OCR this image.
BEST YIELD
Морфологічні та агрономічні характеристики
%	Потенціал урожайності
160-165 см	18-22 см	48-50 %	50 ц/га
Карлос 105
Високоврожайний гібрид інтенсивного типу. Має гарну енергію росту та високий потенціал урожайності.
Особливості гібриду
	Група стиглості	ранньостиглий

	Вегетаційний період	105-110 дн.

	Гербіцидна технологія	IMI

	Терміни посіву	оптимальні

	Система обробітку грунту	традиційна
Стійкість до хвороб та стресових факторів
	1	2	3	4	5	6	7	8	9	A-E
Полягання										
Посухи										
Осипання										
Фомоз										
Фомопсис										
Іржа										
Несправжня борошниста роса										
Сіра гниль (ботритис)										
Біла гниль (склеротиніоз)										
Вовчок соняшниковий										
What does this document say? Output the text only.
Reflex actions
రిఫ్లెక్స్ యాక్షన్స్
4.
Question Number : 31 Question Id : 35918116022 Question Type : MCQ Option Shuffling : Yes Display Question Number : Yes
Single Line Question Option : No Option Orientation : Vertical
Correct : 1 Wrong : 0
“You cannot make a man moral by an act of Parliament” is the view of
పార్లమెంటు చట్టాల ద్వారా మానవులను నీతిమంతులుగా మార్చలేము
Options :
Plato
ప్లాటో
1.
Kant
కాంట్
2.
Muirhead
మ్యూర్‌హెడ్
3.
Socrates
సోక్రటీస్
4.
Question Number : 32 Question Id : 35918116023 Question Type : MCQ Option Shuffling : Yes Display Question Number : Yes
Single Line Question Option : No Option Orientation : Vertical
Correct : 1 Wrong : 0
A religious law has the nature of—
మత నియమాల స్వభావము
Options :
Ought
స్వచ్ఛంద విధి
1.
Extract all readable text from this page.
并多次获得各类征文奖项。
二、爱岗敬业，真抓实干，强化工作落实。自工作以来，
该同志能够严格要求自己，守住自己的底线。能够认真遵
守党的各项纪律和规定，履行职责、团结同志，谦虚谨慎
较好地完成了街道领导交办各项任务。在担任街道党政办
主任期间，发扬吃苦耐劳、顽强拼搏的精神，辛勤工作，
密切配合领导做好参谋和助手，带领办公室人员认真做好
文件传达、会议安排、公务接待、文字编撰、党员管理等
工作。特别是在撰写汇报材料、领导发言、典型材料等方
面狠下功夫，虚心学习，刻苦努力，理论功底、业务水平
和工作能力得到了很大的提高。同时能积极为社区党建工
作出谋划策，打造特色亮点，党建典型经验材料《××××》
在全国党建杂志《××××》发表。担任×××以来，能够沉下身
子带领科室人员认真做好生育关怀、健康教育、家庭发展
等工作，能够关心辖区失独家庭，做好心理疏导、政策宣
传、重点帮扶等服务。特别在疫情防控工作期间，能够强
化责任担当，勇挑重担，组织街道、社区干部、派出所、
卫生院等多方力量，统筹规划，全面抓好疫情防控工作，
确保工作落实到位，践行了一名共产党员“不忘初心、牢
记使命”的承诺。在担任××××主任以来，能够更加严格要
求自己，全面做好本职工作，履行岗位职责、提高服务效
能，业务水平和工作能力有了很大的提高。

# # # # # # #

Set problem |
In the records above, locate every line with the string "Display" and copy it.

Output of the task |
Question Number : 31 Question Id : 35918116022 Question Type : MCQ Option Shuffling : Yes Display Question Number : Yes
Question Number : 32 Question Id : 35918116023 Question Type : MCQ Option Shuffling : Yes Display Question Number : Yes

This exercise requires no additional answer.